### Request
Extract, from the listing that follows, each line containing the word "справність".

[Collected data entries]
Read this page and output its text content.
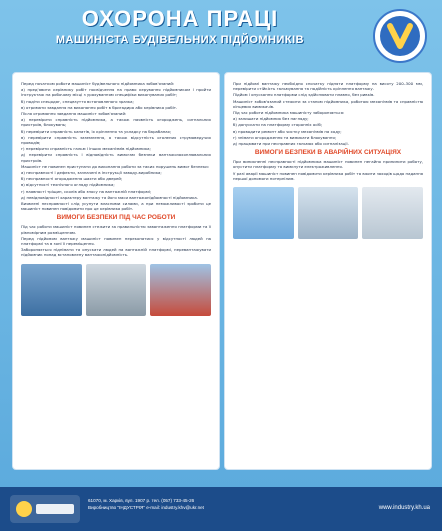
ОХОРОНА ПРАЦІ
МАШИНІСТА БУДІВЕЛЬНИХ ПІДЙОМНИКІВ

Перед початком роботи машиніст будівельного підйомника зобов'язаний:

а) пред'явити керівнику робіт посвідчення на право керування підйомником і пройти інструктаж на робочому місці з урахуванням специфіки виконуваних робіт;

б) надіти спецодяг, спецвзуття встановленого зразка;

в) отримати завдання на виконання робіт в бригадира або керівника робіт.

Після отримання завдання машиніст зобов'язаний:

а) перевірити справність підйомника, а також наявність огороджень, сигнальних пристроїв, блокувань;

б) перевірити справність канатів, їх кріплення та укладку на барабанах;

в) перевірити справність заземлення, а також відсутність оголених струмоведучих проводів;

г) перевірити справність гальм і інших механізмів підйомника;

д) перевірити справність і відповідність вимогам безпеки вантажозахоплювальних пристроїв.

Машиніст не повинен приступати до виконання роботи за таких порушень вимог безпеки:

а) несправності і дефекти, зазначені в інструкції заводу-виробника;

б) несправності огородження шахти або дверей;

в) відсутності технічного огляду підйомника;

г) наявності тріщин, сколів або зносу на вантажній платформі;

д) невідповідності характеру вантажу та його маси вантажопідйомності підйомника.

Виявлені несправності слід усунути власними силами, а при неможливості зробити це машиніст повинен повідомити про це керівника робіт.

ВИМОГИ БЕЗПЕКИ ПІД ЧАС РОБОТИ

Під час роботи машиніст повинен стежити за правильністю завантаження платформи та її рівномірним розміщенням.

Перед підйомом вантажу машиніст повинен переконатися у відсутності людей на платформі та в зоні її переміщення.

Забороняється піднімати та опускати людей на вантажній платформі, перевантажувати підйомник понад встановлену вантажопідйомність.

При підйомі вантажу необхідно спочатку підняти платформу на висоту 200–300 мм, перевірити стійкість гальмування та надійність кріплення вантажу.

Підйом і опускання платформи слід здійснювати плавно, без ривків.

Машиніст зобов'язаний стежити за станом підйомника, роботою механізмів та справністю кінцевих вимикачів.

Під час роботи підйомника машиністу забороняється:

а) залишати підйомник без нагляду;

б) допускати на платформу сторонніх осіб;

в) проводити ремонт або чистку механізмів на ходу;

г) знімати огородження та вимикати блокування;

д) працювати при несправних гальмах або сигналізації.

ВИМОГИ БЕЗПЕКИ В АВАРІЙНИХ СИТУАЦІЯХ

При виникненні несправності підйомника машиніст повинен негайно припинити роботу, опустити платформу та вимкнути електроживлення.

У разі аварії машиніст повинен повідомити керівника робіт та вжити заходів щодо надання першої допомоги потерпілим.

61070, м. Харків, вул. 1907 р. тел. (057) 733-45-26
Виробництво "ІНДУСТРІЯ" e-mail: industry.khv@ukr.net	www.industry.kh.ua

### Answer to this exercise
а) перевірити справність підйомника, а також наявність огороджень, сигнальних пристроїв, блокувань;
б) перевірити справність канатів, їх кріплення та укладку на барабанах;
в) перевірити справність заземлення, а також відсутність оголених струмоведучих проводів;
г) перевірити справність гальм і інших механізмів підйомника;
д) перевірити справність і відповідність вимогам безпеки вантажозахоплювальних пристроїв.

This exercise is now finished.